▸ **WHAT TO PRODUCE**
From the listing, collect all lines containing the word "title".

########

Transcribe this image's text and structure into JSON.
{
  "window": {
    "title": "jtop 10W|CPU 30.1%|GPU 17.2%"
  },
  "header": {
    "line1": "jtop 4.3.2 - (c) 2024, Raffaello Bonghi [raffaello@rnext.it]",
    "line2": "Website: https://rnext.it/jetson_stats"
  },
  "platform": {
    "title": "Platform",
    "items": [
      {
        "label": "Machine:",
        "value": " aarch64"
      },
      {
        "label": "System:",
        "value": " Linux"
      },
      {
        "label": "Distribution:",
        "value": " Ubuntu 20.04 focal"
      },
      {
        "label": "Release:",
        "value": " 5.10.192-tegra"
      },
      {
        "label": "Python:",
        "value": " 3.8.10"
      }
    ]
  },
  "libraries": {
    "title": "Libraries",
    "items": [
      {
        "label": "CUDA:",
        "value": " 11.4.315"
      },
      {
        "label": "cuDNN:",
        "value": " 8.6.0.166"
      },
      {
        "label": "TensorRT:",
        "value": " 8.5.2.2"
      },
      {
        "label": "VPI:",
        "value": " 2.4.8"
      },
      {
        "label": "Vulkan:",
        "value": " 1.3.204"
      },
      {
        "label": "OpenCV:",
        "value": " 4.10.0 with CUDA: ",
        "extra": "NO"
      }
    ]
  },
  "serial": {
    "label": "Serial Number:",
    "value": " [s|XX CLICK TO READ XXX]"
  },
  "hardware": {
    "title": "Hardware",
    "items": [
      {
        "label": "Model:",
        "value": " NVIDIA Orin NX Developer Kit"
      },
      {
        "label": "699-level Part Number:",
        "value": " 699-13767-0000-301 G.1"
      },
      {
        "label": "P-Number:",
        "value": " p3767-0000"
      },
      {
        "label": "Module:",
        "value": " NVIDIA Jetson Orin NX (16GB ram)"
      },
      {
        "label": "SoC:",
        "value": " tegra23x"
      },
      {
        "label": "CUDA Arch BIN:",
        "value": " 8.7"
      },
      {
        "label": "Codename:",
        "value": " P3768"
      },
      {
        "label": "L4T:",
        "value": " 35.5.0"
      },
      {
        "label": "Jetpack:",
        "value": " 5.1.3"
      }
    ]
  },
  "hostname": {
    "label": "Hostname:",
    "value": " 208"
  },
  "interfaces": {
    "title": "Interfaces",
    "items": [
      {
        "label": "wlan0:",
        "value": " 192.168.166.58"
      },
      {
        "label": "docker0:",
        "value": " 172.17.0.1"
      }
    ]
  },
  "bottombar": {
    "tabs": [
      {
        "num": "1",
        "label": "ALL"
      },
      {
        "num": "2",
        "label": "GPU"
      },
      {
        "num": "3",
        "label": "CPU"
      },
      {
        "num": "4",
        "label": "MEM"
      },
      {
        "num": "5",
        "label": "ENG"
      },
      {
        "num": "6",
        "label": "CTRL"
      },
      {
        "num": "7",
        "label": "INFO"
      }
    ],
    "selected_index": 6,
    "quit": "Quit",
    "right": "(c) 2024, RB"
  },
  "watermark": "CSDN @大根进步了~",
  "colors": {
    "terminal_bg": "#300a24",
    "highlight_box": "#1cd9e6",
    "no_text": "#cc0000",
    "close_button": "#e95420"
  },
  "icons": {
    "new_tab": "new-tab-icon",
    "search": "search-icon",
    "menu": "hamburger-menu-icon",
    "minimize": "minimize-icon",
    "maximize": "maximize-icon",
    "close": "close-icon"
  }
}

########

▸ **COMPLETE OUTPUT**
    "title": "jtop 10W|CPU 30.1%|GPU 17.2%"
    "title": "Platform",
    "title": "Libraries",
    "title": "Hardware",
    "title": "Interfaces",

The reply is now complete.